▶ [Work request]:
The listing below is to be transcribed exactly.

%%

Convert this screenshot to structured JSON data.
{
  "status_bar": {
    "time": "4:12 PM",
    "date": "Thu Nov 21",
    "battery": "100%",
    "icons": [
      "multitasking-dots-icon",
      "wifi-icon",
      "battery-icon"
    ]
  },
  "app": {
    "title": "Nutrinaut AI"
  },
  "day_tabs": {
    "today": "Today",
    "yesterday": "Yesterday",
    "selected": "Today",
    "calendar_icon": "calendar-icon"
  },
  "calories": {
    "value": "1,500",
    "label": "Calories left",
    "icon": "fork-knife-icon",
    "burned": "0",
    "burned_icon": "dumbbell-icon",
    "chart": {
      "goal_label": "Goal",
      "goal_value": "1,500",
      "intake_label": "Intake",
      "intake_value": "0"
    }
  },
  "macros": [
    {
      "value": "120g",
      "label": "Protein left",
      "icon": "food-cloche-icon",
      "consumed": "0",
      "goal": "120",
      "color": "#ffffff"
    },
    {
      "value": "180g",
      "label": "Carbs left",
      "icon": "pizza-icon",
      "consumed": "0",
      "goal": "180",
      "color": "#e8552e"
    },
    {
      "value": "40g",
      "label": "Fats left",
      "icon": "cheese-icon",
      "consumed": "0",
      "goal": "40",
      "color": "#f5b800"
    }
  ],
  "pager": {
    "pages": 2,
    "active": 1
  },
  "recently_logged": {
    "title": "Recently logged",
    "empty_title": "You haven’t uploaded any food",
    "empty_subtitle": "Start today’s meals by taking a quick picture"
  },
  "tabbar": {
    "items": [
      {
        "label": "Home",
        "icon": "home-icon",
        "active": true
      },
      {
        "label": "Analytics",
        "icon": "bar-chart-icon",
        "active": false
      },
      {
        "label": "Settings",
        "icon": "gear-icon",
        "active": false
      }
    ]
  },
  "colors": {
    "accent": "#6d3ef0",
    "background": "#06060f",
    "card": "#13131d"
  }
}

%%

▶ [Exercise output]:
Convert this screenshot to structured JSON data.
{
  "status_bar": {
    "time": "4:12 PM",
    "date": "Thu Nov 21",
    "battery": "100%",
    "icons": [
      "multitasking-dots-icon",
      "wifi-icon",
      "battery-icon"
    ]
  },
  "app": {
    "title": "Nutrinaut AI"
  },
  "day_tabs": {
    "today": "Today",
    "yesterday": "Yesterday",
    "selected": "Today",
    "calendar_icon": "calendar-icon"
  },
  "calories": {
    "value": "1,500",
    "label": "Calories left",
    "icon": "fork-knife-icon",
    "burned": "0",
    "burned_icon": "dumbbell-icon",
    "chart": {
      "goal_label": "Goal",
      "goal_value": "1,500",
      "intake_label": "Intake",
      "intake_value": "0"
    }
  },
  "macros": [
    {
      "value": "120g",
      "label": "Protein left",
      "icon": "food-cloche-icon",
      "consumed": "0",
      "goal": "120",
      "color": "#ffffff"
    },
    {
      "value": "180g",
      "label": "Carbs left",
      "icon": "pizza-icon",
      "consumed": "0",
      "goal": "180",
      "color": "#e8552e"
    },
    {
      "value": "40g",
      "label": "Fats left",
      "icon": "cheese-icon",
      "consumed": "0",
      "goal": "40",
      "color": "#f5b800"
    }
  ],
  "pager": {
    "pages": 2,
    "active": 1
  },
  "recently_logged": {
    "title": "Recently logged",
    "empty_title": "You haven’t uploaded any food",
    "empty_subtitle": "Start today’s meals by taking a quick picture"
  },
  "tabbar": {
    "items": [
      {
        "label": "Home",
        "icon": "home-icon",
        "active": true
      },
      {
        "label": "Analytics",
        "icon": "bar-chart-icon",
        "active": false
      },
      {
        "label": "Settings",
        "icon": "gear-icon",
        "active": false
      }
    ]
  },
  "colors": {
    "accent": "#6d3ef0",
    "background": "#06060f",
    "card": "#13131d"
  }
}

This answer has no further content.